Stored entries:
::::
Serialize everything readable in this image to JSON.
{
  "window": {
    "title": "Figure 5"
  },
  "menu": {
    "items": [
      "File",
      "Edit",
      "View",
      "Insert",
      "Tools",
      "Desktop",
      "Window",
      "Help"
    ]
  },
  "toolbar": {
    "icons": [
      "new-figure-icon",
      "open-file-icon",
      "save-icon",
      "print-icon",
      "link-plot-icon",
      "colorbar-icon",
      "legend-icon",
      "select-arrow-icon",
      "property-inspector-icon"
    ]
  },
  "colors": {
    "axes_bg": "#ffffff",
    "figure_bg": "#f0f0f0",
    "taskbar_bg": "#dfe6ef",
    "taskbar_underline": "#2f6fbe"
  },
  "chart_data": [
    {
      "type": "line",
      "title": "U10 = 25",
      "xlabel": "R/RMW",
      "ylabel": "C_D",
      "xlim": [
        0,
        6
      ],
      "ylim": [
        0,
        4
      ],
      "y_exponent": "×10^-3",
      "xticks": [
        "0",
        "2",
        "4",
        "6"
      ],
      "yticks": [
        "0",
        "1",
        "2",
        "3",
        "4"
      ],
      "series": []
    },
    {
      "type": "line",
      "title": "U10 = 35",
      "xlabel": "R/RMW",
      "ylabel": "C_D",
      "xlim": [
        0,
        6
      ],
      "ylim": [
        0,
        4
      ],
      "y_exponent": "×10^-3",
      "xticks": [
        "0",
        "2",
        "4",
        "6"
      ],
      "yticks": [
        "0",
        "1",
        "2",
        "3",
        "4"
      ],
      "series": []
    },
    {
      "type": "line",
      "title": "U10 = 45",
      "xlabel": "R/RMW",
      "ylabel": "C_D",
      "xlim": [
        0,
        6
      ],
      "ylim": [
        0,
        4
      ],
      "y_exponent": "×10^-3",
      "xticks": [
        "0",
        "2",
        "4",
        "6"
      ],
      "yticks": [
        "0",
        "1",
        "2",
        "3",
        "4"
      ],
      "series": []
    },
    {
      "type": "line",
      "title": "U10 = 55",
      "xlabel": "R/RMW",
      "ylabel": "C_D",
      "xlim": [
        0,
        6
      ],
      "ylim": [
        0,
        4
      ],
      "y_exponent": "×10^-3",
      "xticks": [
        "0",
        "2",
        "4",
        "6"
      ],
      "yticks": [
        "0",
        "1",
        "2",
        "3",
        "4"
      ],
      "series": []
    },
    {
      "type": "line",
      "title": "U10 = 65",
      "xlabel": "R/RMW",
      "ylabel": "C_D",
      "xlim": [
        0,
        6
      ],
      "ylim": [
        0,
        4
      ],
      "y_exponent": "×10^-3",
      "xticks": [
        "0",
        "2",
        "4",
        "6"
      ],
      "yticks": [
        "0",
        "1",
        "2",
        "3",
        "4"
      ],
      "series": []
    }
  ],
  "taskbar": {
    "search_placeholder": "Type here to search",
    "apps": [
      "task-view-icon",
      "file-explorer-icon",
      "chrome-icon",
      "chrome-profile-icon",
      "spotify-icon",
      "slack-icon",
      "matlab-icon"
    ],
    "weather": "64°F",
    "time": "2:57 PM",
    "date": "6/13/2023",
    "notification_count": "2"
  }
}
::::
Written exercise:
All of the entries should be written out again exactly.

Answer to the exercise:
Serialize everything readable in this image to JSON.
{
  "window": {
    "title": "Figure 5"
  },
  "menu": {
    "items": [
      "File",
      "Edit",
      "View",
      "Insert",
      "Tools",
      "Desktop",
      "Window",
      "Help"
    ]
  },
  "toolbar": {
    "icons": [
      "new-figure-icon",
      "open-file-icon",
      "save-icon",
      "print-icon",
      "link-plot-icon",
      "colorbar-icon",
      "legend-icon",
      "select-arrow-icon",
      "property-inspector-icon"
    ]
  },
  "colors": {
    "axes_bg": "#ffffff",
    "figure_bg": "#f0f0f0",
    "taskbar_bg": "#dfe6ef",
    "taskbar_underline": "#2f6fbe"
  },
  "chart_data": [
    {
      "type": "line",
      "title": "U10 = 25",
      "xlabel": "R/RMW",
      "ylabel": "C_D",
      "xlim": [
        0,
        6
      ],
      "ylim": [
        0,
        4
      ],
      "y_exponent": "×10^-3",
      "xticks": [
        "0",
        "2",
        "4",
        "6"
      ],
      "yticks": [
        "0",
        "1",
        "2",
        "3",
        "4"
      ],
      "series": []
    },
    {
      "type": "line",
      "title": "U10 = 35",
      "xlabel": "R/RMW",
      "ylabel": "C_D",
      "xlim": [
        0,
        6
      ],
      "ylim": [
        0,
        4
      ],
      "y_exponent": "×10^-3",
      "xticks": [
        "0",
        "2",
        "4",
        "6"
      ],
      "yticks": [
        "0",
        "1",
        "2",
        "3",
        "4"
      ],
      "series": []
    },
    {
      "type": "line",
      "title": "U10 = 45",
      "xlabel": "R/RMW",
      "ylabel": "C_D",
      "xlim": [
        0,
        6
      ],
      "ylim": [
        0,
        4
      ],
      "y_exponent": "×10^-3",
      "xticks": [
        "0",
        "2",
        "4",
        "6"
      ],
      "yticks": [
        "0",
        "1",
        "2",
        "3",
        "4"
      ],
      "series": []
    },
    {
      "type": "line",
      "title": "U10 = 55",
      "xlabel": "R/RMW",
      "ylabel": "C_D",
      "xlim": [
        0,
        6
      ],
      "ylim": [
        0,
        4
      ],
      "y_exponent": "×10^-3",
      "xticks": [
        "0",
        "2",
        "4",
        "6"
      ],
      "yticks": [
        "0",
        "1",
        "2",
        "3",
        "4"
      ],
      "series": []
    },
    {
      "type": "line",
      "title": "U10 = 65",
      "xlabel": "R/RMW",
      "ylabel": "C_D",
      "xlim": [
        0,
        6
      ],
      "ylim": [
        0,
        4
      ],
      "y_exponent": "×10^-3",
      "xticks": [
        "0",
        "2",
        "4",
        "6"
      ],
      "yticks": [
        "0",
        "1",
        "2",
        "3",
        "4"
      ],
      "series": []
    }
  ],
  "taskbar": {
    "search_placeholder": "Type here to search",
    "apps": [
      "task-view-icon",
      "file-explorer-icon",
      "chrome-icon",
      "chrome-profile-icon",
      "spotify-icon",
      "slack-icon",
      "matlab-icon"
    ],
    "weather": "64°F",
    "time": "2:57 PM",
    "date": "6/13/2023",
    "notification_count": "2"
  }
}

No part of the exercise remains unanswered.